Omit the pictures, then write out every entry exactly as it reads.

Stored data
::::::

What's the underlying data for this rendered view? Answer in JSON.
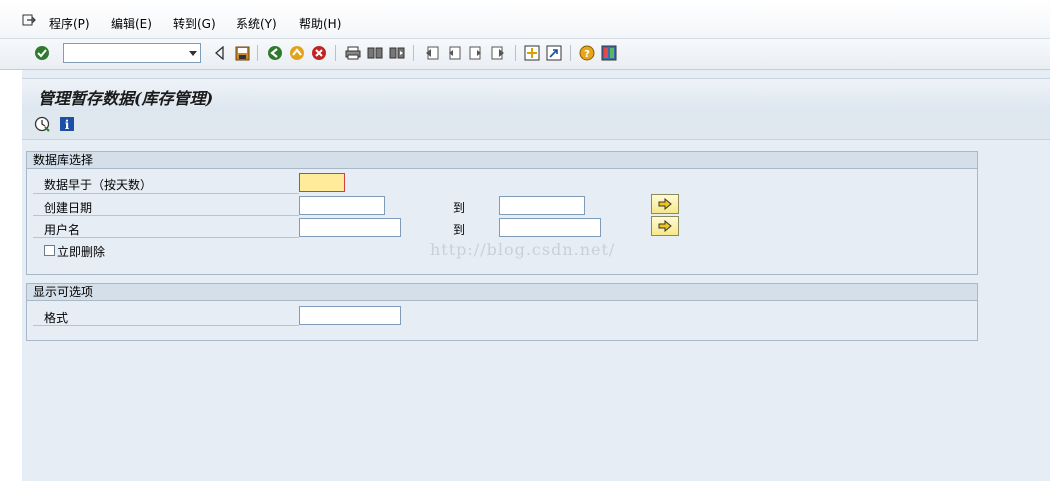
{
  "menubar": {
    "items": [
      "程序(P)",
      "编辑(E)",
      "转到(G)",
      "系统(Y)",
      "帮助(H)"
    ]
  },
  "toolbar": {
    "command_field_value": "",
    "icons": [
      "enter-icon",
      "back-icon",
      "save-icon",
      "back-green-icon",
      "exit-icon",
      "cancel-icon",
      "print-icon",
      "find-icon",
      "find-next-icon",
      "first-page-icon",
      "previous-page-icon",
      "next-page-icon",
      "last-page-icon",
      "create-session-icon",
      "shortcut-icon",
      "help-icon",
      "customize-layout-icon"
    ]
  },
  "screen": {
    "title": "管理暂存数据(库存管理)",
    "app_toolbar_icons": [
      "execute-icon",
      "info-icon"
    ]
  },
  "db_selection": {
    "header": "数据库选择",
    "older_than_label": "数据早于（按天数）",
    "older_than_value": "",
    "created_on_label": "创建日期",
    "created_on_from": "",
    "to_label_1": "到",
    "created_on_to": "",
    "username_label": "用户名",
    "username_from": "",
    "to_label_2": "到",
    "username_to": "",
    "delete_immediately_label": "立即删除",
    "delete_immediately_checked": false
  },
  "display_options": {
    "header": "显示可选项",
    "layout_label": "格式",
    "layout_value": ""
  },
  "watermark": "http://blog.csdn.net/"
}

::::::

- Complete output -
What's the underlying data for this rendered view? Answer in JSON.
{
  "menubar": {
    "items": [
      "程序(P)",
      "编辑(E)",
      "转到(G)",
      "系统(Y)",
      "帮助(H)"
    ]
  },
  "toolbar": {
    "command_field_value": "",
    "icons": [
      "enter-icon",
      "back-icon",
      "save-icon",
      "back-green-icon",
      "exit-icon",
      "cancel-icon",
      "print-icon",
      "find-icon",
      "find-next-icon",
      "first-page-icon",
      "previous-page-icon",
      "next-page-icon",
      "last-page-icon",
      "create-session-icon",
      "shortcut-icon",
      "help-icon",
      "customize-layout-icon"
    ]
  },
  "screen": {
    "title": "管理暂存数据(库存管理)",
    "app_toolbar_icons": [
      "execute-icon",
      "info-icon"
    ]
  },
  "db_selection": {
    "header": "数据库选择",
    "older_than_label": "数据早于（按天数）",
    "older_than_value": "",
    "created_on_label": "创建日期",
    "created_on_from": "",
    "to_label_1": "到",
    "created_on_to": "",
    "username_label": "用户名",
    "username_from": "",
    "to_label_2": "到",
    "username_to": "",
    "delete_immediately_label": "立即删除",
    "delete_immediately_checked": false
  },
  "display_options": {
    "header": "显示可选项",
    "layout_label": "格式",
    "layout_value": ""
  },
  "watermark": "http://blog.csdn.net/"
}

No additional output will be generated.